-- start of Provided data --
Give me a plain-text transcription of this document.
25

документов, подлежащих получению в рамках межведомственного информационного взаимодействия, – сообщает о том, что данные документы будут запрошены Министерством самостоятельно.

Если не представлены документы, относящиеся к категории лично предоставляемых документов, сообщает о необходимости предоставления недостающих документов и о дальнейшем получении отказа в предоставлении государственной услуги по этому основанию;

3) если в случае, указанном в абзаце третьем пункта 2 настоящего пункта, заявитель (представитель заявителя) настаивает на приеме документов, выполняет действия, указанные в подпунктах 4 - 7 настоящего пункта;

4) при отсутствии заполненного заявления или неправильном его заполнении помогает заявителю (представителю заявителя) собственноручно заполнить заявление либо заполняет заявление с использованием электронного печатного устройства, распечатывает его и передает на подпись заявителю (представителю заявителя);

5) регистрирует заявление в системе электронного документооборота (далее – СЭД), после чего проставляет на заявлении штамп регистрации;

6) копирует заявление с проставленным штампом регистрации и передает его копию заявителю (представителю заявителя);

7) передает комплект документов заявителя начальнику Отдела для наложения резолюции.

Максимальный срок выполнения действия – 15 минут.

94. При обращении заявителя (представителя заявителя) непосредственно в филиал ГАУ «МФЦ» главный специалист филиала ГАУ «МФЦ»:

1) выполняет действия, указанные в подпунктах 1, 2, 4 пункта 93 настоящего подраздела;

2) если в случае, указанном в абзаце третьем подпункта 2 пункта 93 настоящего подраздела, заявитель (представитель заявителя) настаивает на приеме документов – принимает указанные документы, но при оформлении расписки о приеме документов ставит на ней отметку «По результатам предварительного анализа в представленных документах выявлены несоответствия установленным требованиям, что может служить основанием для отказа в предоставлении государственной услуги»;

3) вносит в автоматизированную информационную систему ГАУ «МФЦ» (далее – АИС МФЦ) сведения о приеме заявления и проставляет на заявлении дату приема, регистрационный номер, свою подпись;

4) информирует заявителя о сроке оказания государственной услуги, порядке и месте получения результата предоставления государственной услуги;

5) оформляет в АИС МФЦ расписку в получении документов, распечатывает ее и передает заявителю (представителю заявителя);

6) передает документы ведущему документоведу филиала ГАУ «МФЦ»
-- end of Provided data --
**Prompt**: Your task is to pick out every line with the string "выполняет" and copy it.

**Solution to this exercise**:
3) если в случае, указанном в абзаце третьем пункта 2 настоящего пункта, заявитель (представитель заявителя) настаивает на приеме документов, выполняет действия, указанные в подпунктах 4 - 7 настоящего пункта;
1) выполняет действия, указанные в подпунктах 1, 2, 4 пункта 93 настоящего подраздела;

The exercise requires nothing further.